# RECORD LIST start

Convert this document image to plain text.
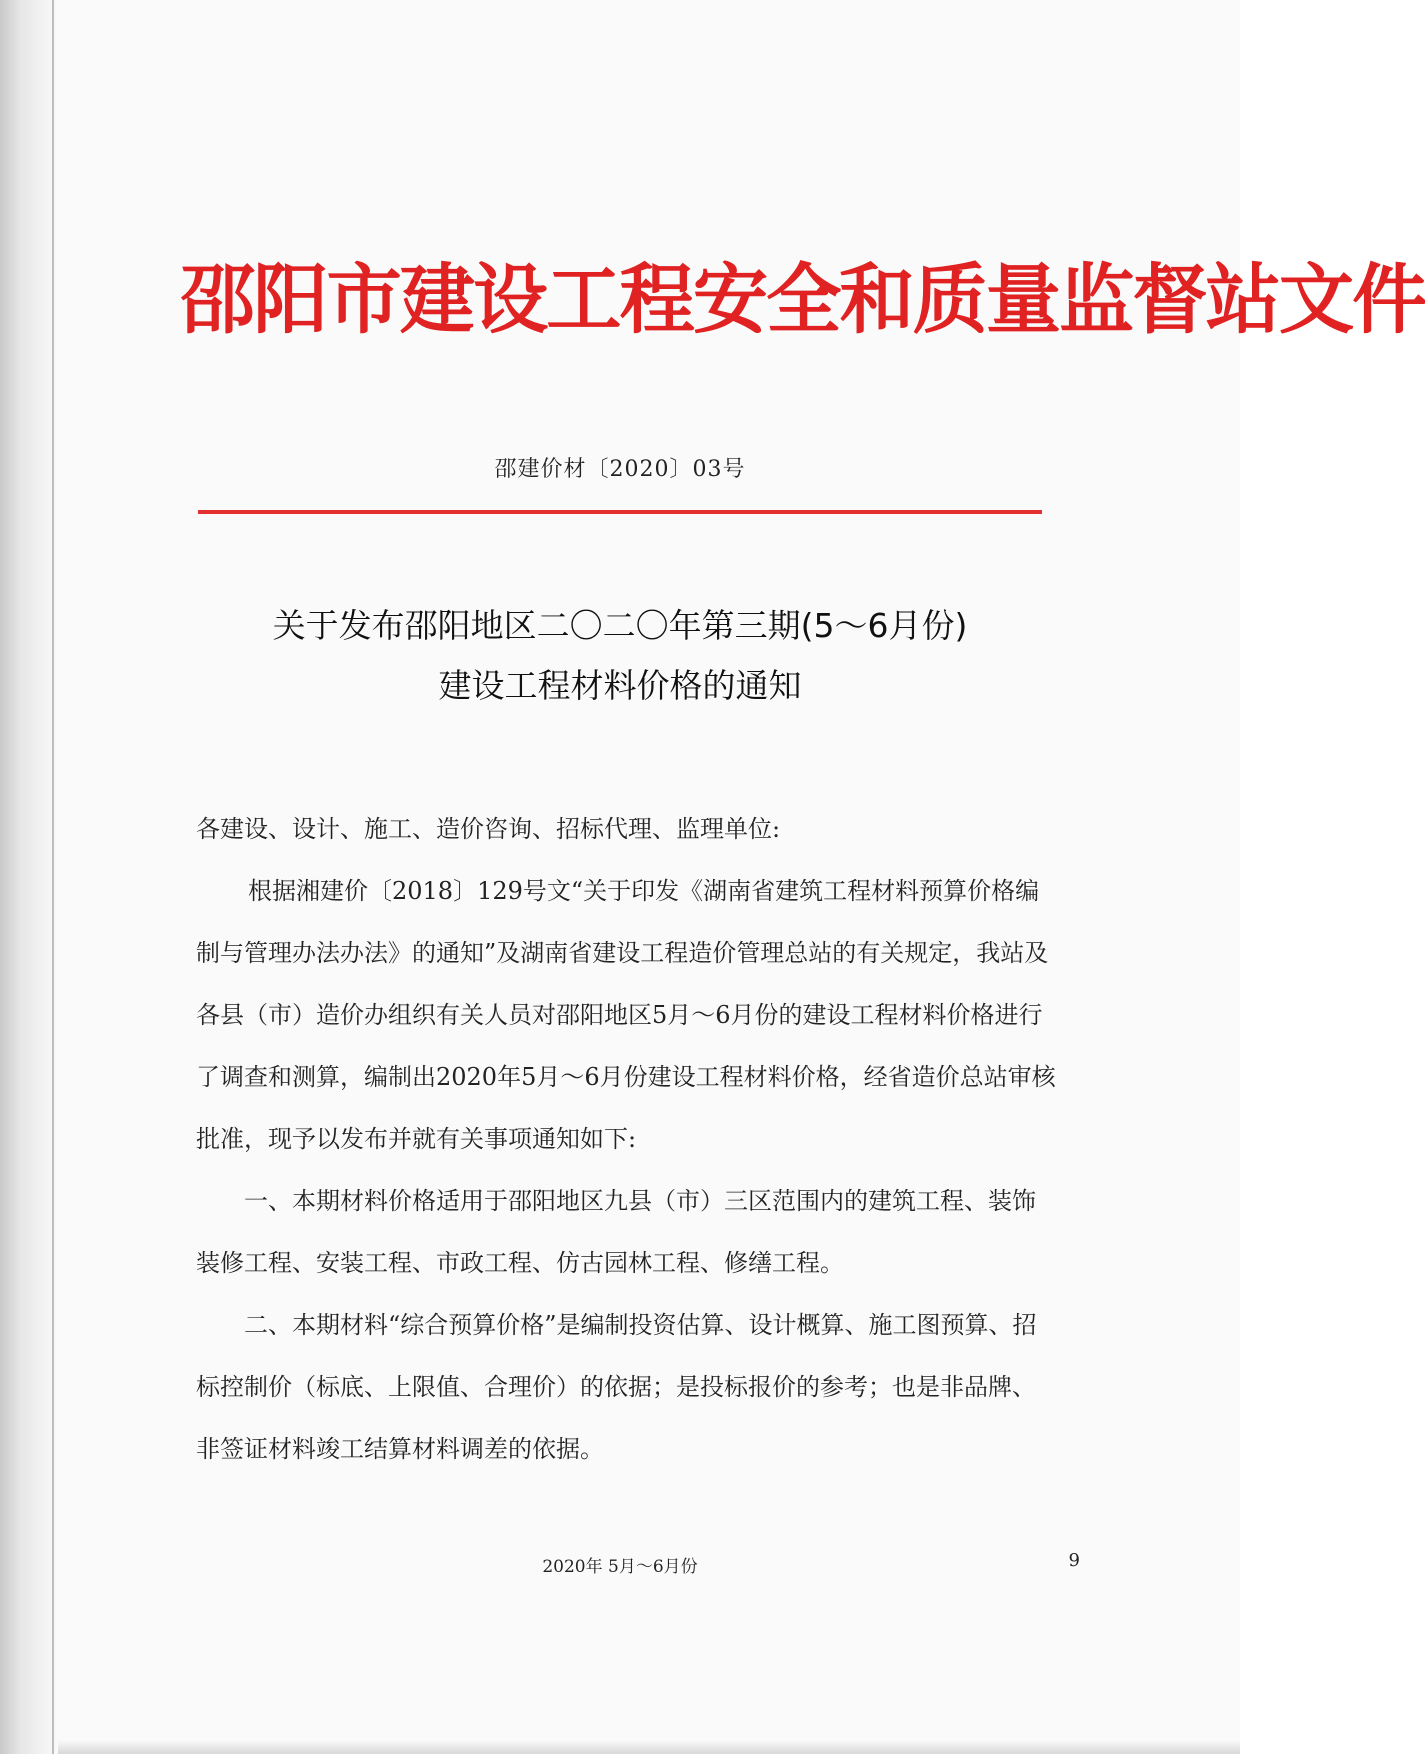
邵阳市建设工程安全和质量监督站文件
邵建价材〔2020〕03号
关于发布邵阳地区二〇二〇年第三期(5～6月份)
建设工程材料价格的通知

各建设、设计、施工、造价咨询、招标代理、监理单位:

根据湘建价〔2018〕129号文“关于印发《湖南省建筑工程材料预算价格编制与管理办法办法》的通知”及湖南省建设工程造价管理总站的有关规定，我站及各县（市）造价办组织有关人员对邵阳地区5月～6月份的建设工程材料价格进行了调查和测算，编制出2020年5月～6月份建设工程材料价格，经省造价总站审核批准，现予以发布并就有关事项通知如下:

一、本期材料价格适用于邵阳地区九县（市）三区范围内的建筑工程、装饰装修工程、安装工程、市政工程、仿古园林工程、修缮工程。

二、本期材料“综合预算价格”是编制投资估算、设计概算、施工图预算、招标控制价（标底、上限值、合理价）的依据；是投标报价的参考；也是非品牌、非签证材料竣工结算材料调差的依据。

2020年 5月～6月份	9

# RECORD LIST end
# RECORD LIST start

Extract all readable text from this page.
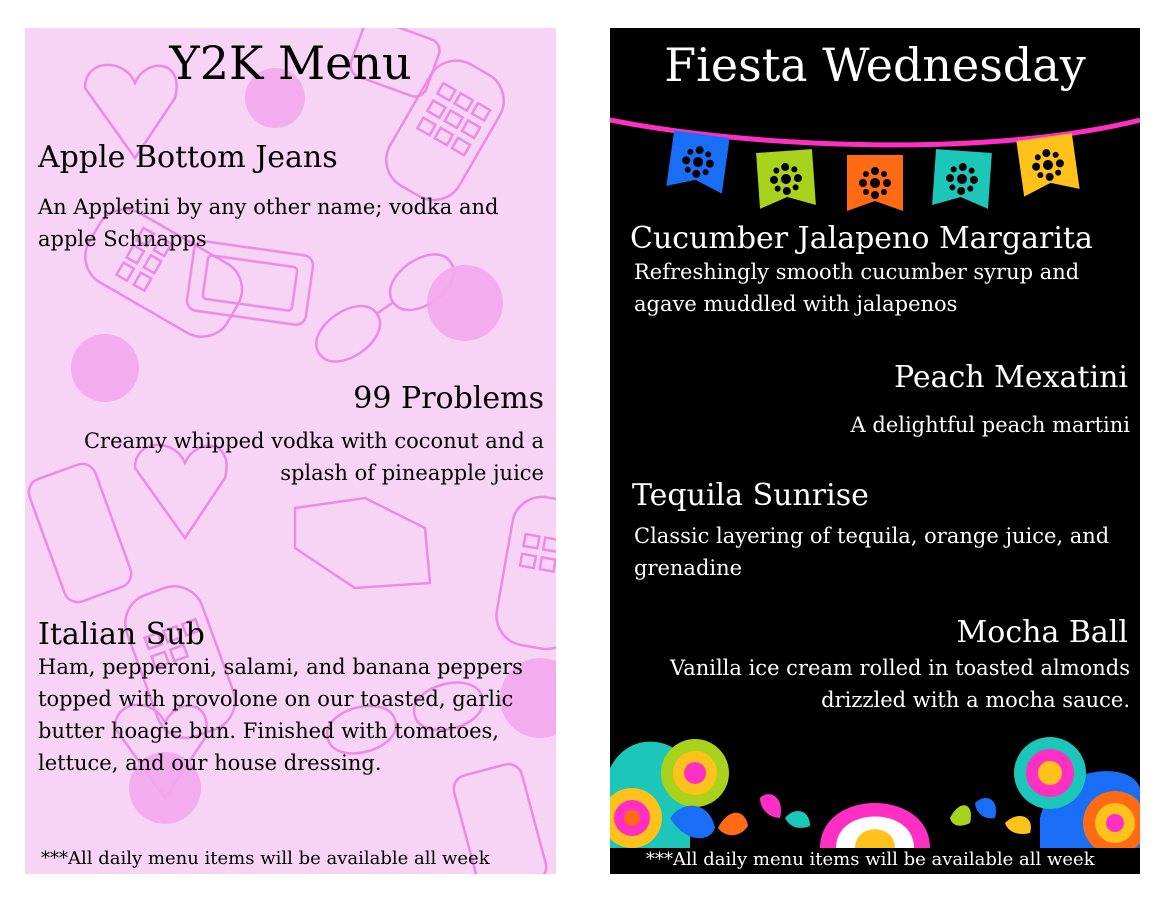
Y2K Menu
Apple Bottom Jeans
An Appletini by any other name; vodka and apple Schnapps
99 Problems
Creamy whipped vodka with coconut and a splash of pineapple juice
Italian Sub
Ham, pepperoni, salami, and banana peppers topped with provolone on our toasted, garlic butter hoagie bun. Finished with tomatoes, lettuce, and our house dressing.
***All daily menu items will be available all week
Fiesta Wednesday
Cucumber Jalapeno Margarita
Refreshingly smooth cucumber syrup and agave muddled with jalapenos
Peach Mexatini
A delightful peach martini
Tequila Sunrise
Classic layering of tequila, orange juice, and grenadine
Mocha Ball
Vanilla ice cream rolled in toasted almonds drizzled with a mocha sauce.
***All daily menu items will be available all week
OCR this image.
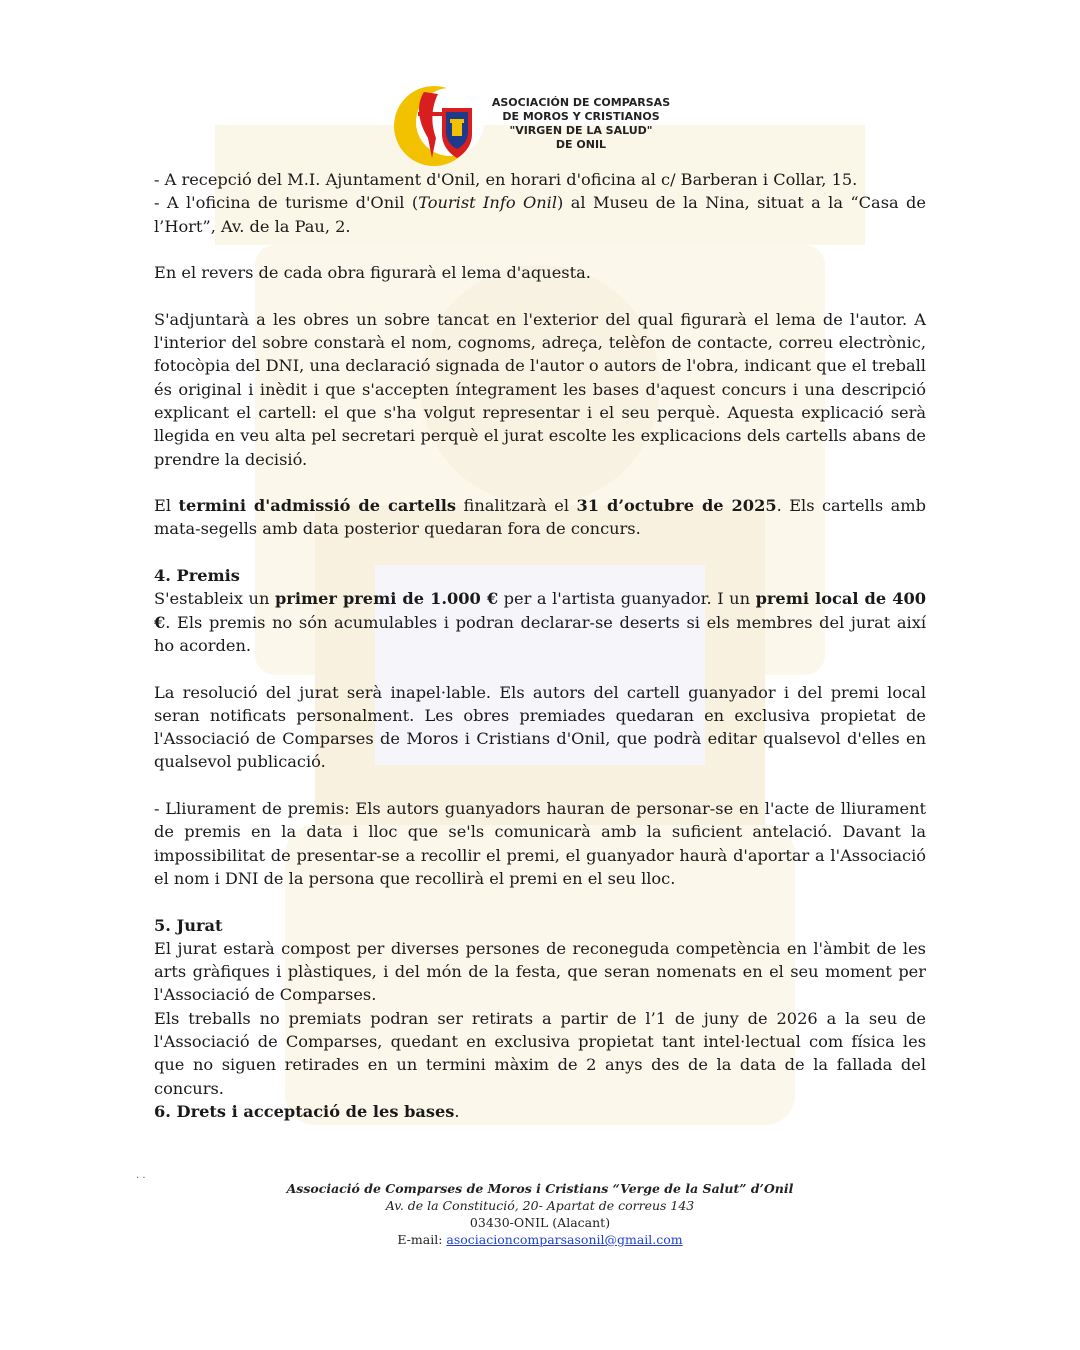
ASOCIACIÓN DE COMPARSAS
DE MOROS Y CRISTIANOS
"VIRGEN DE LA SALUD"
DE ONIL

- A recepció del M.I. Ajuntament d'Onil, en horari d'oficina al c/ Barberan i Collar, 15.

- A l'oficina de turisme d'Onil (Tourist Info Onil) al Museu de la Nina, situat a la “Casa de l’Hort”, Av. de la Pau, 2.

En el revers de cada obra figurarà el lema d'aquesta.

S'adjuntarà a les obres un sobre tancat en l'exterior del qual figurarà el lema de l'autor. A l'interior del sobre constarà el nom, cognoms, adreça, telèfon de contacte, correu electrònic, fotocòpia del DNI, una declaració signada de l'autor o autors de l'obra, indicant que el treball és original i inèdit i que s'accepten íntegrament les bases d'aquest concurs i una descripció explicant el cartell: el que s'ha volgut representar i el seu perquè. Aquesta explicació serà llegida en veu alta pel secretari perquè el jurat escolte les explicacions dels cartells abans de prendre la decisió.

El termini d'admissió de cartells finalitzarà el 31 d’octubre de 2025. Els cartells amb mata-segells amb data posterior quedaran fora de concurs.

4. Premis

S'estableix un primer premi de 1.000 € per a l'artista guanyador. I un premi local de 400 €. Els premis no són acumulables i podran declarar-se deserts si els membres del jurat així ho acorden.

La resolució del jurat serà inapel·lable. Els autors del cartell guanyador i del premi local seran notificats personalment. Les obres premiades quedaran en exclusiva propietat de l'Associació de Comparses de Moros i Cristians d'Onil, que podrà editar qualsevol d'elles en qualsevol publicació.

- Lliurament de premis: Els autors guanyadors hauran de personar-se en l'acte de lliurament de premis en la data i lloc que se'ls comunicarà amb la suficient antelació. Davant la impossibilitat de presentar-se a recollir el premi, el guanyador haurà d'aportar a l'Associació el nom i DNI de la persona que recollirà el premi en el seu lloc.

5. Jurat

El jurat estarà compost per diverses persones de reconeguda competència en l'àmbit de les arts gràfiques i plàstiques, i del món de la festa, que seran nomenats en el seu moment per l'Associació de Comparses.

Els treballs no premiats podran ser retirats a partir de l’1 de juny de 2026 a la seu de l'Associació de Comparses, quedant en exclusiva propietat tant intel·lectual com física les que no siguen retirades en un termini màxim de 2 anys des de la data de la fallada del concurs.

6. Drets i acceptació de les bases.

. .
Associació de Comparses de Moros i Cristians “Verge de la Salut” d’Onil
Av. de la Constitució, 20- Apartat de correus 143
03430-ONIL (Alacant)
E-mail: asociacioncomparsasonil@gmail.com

# RECORD LIST end

*GIVEN REQUEST*:
Where a line of the material above holds the string "seran", copy that line.

*FULL RESPONSE*:
La resolució del jurat serà inapel·lable. Els autors del cartell guanyador i del premi local seran notificats personalment. Les obres premiades quedaran en exclusiva propietat de l'Associació de Comparses de Moros i Cristians d'Onil, que podrà editar qualsevol d'elles en qualsevol publicació.
El jurat estarà compost per diverses persones de reconeguda competència en l'àmbit de les arts gràfiques i plàstiques, i del món de la festa, que seran nomenats en el seu moment per l'Associació de Comparses.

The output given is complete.